_Prompt_:
Transcribe the listing that follows in full, omitting pictures.
** Start **
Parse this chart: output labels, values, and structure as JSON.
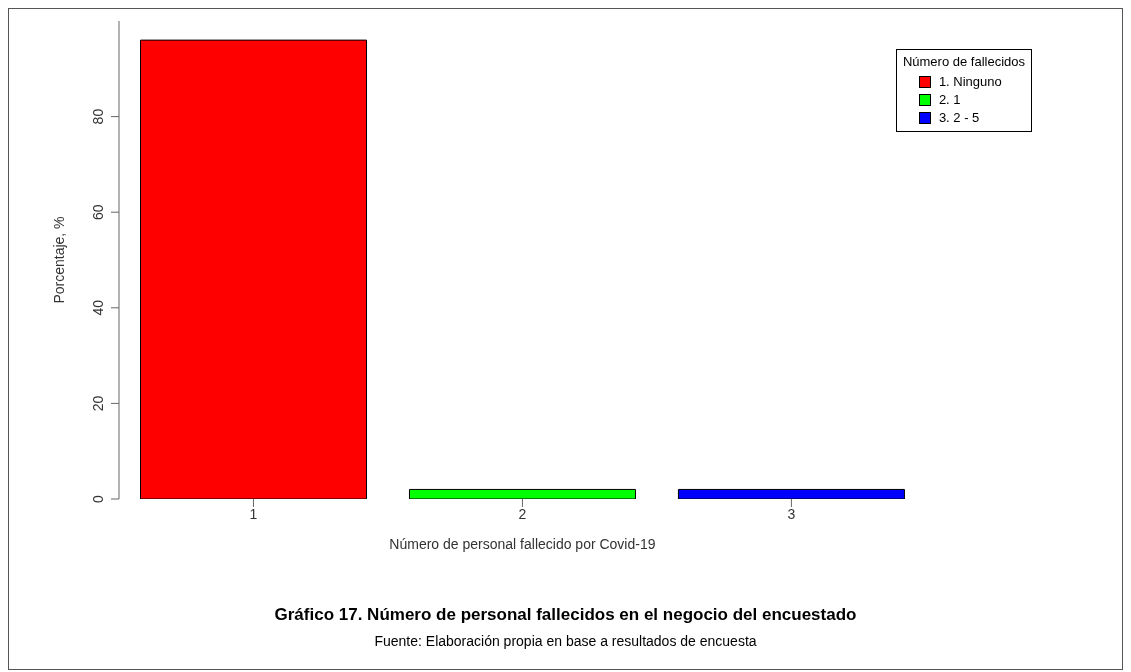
{
  "chart_data": {
    "type": "bar",
    "title": "Gráfico 17. Número de personal fallecidos en el negocio del encuestado",
    "xlabel": "Número de personal fallecido por Covid-19",
    "ylabel": "Porcentaje, %",
    "legend_title": "Número de fallecidos",
    "annotations": [
      "Fuente: Elaboración propia en base a resultados de encuesta"
    ],
    "categories": [
      "1",
      "2",
      "3"
    ],
    "stacked": true,
    "series": [
      {
        "name": "1. Ninguno",
        "color": "#ff0000",
        "values": [
          96,
          null,
          null
        ]
      },
      {
        "name": "2. 1",
        "color": "#00ff00",
        "values": [
          null,
          2,
          null
        ]
      },
      {
        "name": "3. 2 - 5",
        "color": "#0000ff",
        "values": [
          null,
          null,
          2
        ]
      }
    ],
    "ylim": [
      0,
      100
    ],
    "yticks": [
      0,
      20,
      40,
      60,
      80
    ],
    "grid": false,
    "legend": "top right"
  }
}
** End **
_Solution_:
Parse this chart: output labels, values, and structure as JSON.
{
  "chart_data": {
    "type": "bar",
    "title": "Gráfico 17. Número de personal fallecidos en el negocio del encuestado",
    "xlabel": "Número de personal fallecido por Covid-19",
    "ylabel": "Porcentaje, %",
    "legend_title": "Número de fallecidos",
    "annotations": [
      "Fuente: Elaboración propia en base a resultados de encuesta"
    ],
    "categories": [
      "1",
      "2",
      "3"
    ],
    "stacked": true,
    "series": [
      {
        "name": "1. Ninguno",
        "color": "#ff0000",
        "values": [
          96,
          null,
          null
        ]
      },
      {
        "name": "2. 1",
        "color": "#00ff00",
        "values": [
          null,
          2,
          null
        ]
      },
      {
        "name": "3. 2 - 5",
        "color": "#0000ff",
        "values": [
          null,
          null,
          2
        ]
      }
    ],
    "ylim": [
      0,
      100
    ],
    "yticks": [
      0,
      20,
      40,
      60,
      80
    ],
    "grid": false,
    "legend": "top right"
  }
}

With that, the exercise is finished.